Copy all lines below exactly as written. Leave pictures out.

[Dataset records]
· · · · ·

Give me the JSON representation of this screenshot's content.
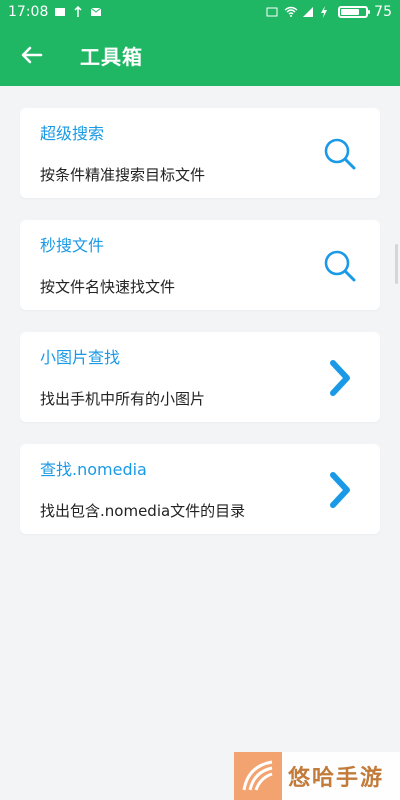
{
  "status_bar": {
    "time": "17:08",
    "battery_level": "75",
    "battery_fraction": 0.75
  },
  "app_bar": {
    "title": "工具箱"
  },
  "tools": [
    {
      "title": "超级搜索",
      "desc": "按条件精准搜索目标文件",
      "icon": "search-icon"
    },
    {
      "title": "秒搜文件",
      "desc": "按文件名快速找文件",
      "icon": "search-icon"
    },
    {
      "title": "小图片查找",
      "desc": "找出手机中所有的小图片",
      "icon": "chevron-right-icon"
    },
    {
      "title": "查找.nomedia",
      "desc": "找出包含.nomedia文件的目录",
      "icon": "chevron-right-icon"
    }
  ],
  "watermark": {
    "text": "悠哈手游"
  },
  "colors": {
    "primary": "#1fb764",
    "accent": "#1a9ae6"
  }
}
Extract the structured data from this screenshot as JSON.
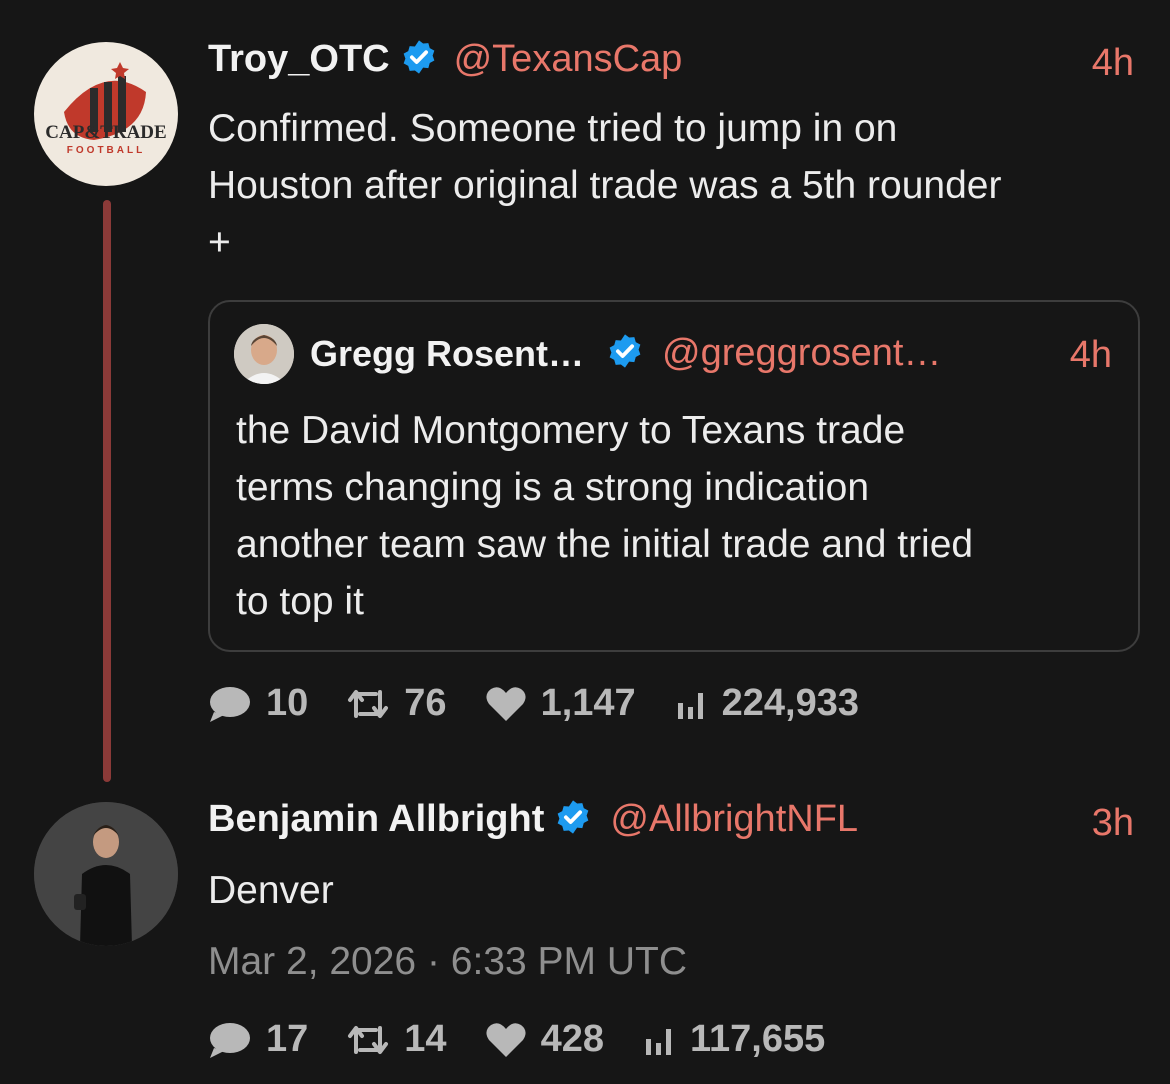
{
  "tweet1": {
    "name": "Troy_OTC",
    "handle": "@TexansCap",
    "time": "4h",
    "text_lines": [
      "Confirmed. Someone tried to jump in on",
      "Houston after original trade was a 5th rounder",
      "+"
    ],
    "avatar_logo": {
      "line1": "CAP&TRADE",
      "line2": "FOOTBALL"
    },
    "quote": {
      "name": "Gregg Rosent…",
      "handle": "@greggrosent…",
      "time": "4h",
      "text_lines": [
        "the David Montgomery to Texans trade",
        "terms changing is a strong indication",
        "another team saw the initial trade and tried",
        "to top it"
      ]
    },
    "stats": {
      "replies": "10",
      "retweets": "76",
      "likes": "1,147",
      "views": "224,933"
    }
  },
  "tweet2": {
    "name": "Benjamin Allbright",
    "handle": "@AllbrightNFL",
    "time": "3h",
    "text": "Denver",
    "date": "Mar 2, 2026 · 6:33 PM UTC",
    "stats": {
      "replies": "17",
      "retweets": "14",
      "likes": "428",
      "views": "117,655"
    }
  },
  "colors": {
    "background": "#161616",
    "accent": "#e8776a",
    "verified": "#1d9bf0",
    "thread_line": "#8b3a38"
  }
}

· · · · ·

Answer below
Give me the JSON representation of this screenshot's content.
{
  "status_bar": {
    "time": "17:08",
    "battery_level": "75",
    "battery_fraction": 0.75
  },
  "app_bar": {
    "title": "工具箱"
  },
  "tools": [
    {
      "title": "超级搜索",
      "desc": "按条件精准搜索目标文件",
      "icon": "search-icon"
    },
    {
      "title": "秒搜文件",
      "desc": "按文件名快速找文件",
      "icon": "search-icon"
    },
    {
      "title": "小图片查找",
      "desc": "找出手机中所有的小图片",
      "icon": "chevron-right-icon"
    },
    {
      "title": "查找.nomedia",
      "desc": "找出包含.nomedia文件的目录",
      "icon": "chevron-right-icon"
    }
  ],
  "watermark": {
    "text": "悠哈手游"
  },
  "colors": {
    "primary": "#1fb764",
    "accent": "#1a9ae6"
  }
}
Extract the structured data from this screenshot as JSON.
{
  "tweet1": {
    "name": "Troy_OTC",
    "handle": "@TexansCap",
    "time": "4h",
    "text_lines": [
      "Confirmed. Someone tried to jump in on",
      "Houston after original trade was a 5th rounder",
      "+"
    ],
    "avatar_logo": {
      "line1": "CAP&TRADE",
      "line2": "FOOTBALL"
    },
    "quote": {
      "name": "Gregg Rosent…",
      "handle": "@greggrosent…",
      "time": "4h",
      "text_lines": [
        "the David Montgomery to Texans trade",
        "terms changing is a strong indication",
        "another team saw the initial trade and tried",
        "to top it"
      ]
    },
    "stats": {
      "replies": "10",
      "retweets": "76",
      "likes": "1,147",
      "views": "224,933"
    }
  },
  "tweet2": {
    "name": "Benjamin Allbright",
    "handle": "@AllbrightNFL",
    "time": "3h",
    "text": "Denver",
    "date": "Mar 2, 2026 · 6:33 PM UTC",
    "stats": {
      "replies": "17",
      "retweets": "14",
      "likes": "428",
      "views": "117,655"
    }
  },
  "colors": {
    "background": "#161616",
    "accent": "#e8776a",
    "verified": "#1d9bf0",
    "thread_line": "#8b3a38"
  }
}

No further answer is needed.